* [任务简述 1]: 请判断以下三项陈述是否与关于医方告知义务的文章相符,每项答“是”或“否”,并逐字引用文中起决定作用的原话。(a) 文中认为患者的自主决定权是绝对权。(b) 文中认为医方即使未尽到告知义务,只要未导致患者发生损害后果,也不需承担赔偿责任。(c) 文中认为术中切除新发现的病变组织时,即使发生较严重的副损伤,医方也可以免责。
* [任务简述 2]: 请写出关于医方告知义务的文章在最后一句之后的后续内容。

* [待析文本]:
- - - -

□北京市西城区人民法院民事审判一庭 林涛 韩涛
主要观点
•在医患纠纷案件审理中,对告知环节的审查与评价必不可少。向患方如实、充分、客观地告知即将进行的手术操作、特殊检查是医方的义务,而最终同意或者不同意接受治疗,是患方的权利。
但司法审判应尊重临床医学伦理的一般规律,不应过于苛责医生未尽到详细的告知义务,因为患者的自主决定权并非绝对权,应以患者获益最大化来评价诊疗行为是否恰当。
•假设医方未尽到告知义务,但未导致患者发生损害后果,亦不需承担赔偿责任。如术中切除新发现的病变组织,通常不需承担赔偿责任,但如果发生较严重的副损伤,则不能免责。

- - - -

* [数据集条目]:
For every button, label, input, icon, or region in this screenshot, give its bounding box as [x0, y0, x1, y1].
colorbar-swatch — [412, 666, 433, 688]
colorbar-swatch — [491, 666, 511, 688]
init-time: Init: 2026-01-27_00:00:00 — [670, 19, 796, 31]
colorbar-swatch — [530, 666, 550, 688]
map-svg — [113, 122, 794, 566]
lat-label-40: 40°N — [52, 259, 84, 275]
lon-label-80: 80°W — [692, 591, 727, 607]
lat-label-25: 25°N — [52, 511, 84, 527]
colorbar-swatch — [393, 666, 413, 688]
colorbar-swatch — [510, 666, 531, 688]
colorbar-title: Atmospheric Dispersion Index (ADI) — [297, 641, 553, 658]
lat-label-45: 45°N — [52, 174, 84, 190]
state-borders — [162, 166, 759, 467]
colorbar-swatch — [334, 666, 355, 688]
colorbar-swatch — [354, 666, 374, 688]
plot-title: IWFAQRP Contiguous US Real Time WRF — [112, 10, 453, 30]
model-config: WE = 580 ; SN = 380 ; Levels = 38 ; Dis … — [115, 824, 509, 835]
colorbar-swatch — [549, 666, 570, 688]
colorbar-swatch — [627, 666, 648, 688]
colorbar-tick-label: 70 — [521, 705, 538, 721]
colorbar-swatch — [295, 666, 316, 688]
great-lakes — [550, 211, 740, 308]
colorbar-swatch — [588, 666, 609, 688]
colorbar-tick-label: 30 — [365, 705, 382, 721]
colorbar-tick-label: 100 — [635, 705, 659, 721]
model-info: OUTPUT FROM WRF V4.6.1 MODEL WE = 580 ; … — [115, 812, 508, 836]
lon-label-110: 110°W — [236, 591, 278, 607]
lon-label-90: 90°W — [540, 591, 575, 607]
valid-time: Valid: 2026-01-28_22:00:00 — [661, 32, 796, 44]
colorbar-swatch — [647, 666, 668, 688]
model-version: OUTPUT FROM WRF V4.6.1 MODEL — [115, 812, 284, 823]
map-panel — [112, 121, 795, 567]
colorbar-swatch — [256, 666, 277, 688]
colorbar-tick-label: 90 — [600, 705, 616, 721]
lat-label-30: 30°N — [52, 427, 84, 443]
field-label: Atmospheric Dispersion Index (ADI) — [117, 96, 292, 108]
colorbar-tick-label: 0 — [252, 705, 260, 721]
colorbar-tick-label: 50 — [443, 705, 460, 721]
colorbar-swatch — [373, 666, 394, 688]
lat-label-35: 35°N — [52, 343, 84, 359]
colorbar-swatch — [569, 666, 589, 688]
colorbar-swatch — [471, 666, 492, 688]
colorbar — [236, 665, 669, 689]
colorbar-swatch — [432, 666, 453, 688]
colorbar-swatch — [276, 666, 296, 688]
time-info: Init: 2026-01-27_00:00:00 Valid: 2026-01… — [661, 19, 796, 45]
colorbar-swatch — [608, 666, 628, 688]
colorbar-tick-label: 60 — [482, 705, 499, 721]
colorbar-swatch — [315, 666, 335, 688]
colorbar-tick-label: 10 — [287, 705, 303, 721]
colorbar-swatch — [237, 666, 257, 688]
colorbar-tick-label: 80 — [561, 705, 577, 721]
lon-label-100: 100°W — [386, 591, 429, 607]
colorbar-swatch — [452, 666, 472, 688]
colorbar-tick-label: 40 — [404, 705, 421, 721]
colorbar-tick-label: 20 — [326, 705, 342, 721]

- - - -

* [练习作答 1]:
(a) 否。"患者的自主决定权并非绝对权"
(b) 是。"假设医方未尽到告知义务,但未导致患者发生损害后果,亦不需承担赔偿责任"
(c) 否。"但如果发生较严重的副损伤,则不能免责"

* [练习作答 2]:
【案情简介】
患者刘某因“子宫平滑肌瘤”就诊于A医院。入院第二天,A医院为患者行腹腔镜手术,术中见子宫如孕11周大,活动欠佳,前壁下段与膀胱及大网膜粘连,两侧壁外突肌瘤结节约6厘米,右输卵管积水,双侧卵巢与左输卵管外观未见明显异常。医生与家属商量后,决定行子宫切除术、右输卵管切除术,剥除肌瘤,剥除后出血较活跃,决定改开腹手术。出院诊断为子宫多发性平滑肌瘤、子宫腺肌瘤、右侧输卵管慢性炎。
术后2年多,刘某至B医院就医,初步诊断为盆腔肿物、子宫平滑肌瘤(术后)、子宫息肉(术后)。入院后,B医院为刘某进行盆腔病损切除术、双侧附件切除术、低位直肠前切除术、后腹膜肿瘤切除术、大网膜切除术、左肝部分切除术、肝圆韧带切除术、肠粘连松解术、腹腔热灌注化疗术。
患方认为,A医院未尽谨慎注意义务,术前评估不足,手术方式选择错误,手术操作不当,致使腹腔内平滑肌瘤广泛播散,不得不在B医院行二次手术治疗,因此,要求A医院赔偿医疗费、护理费、精神损害抚慰金等损失。此外,A医院未征得其本人同意,就切除其右侧输卵管,导致其构成九级伤残,要求A医院赔偿其残疾赔偿金。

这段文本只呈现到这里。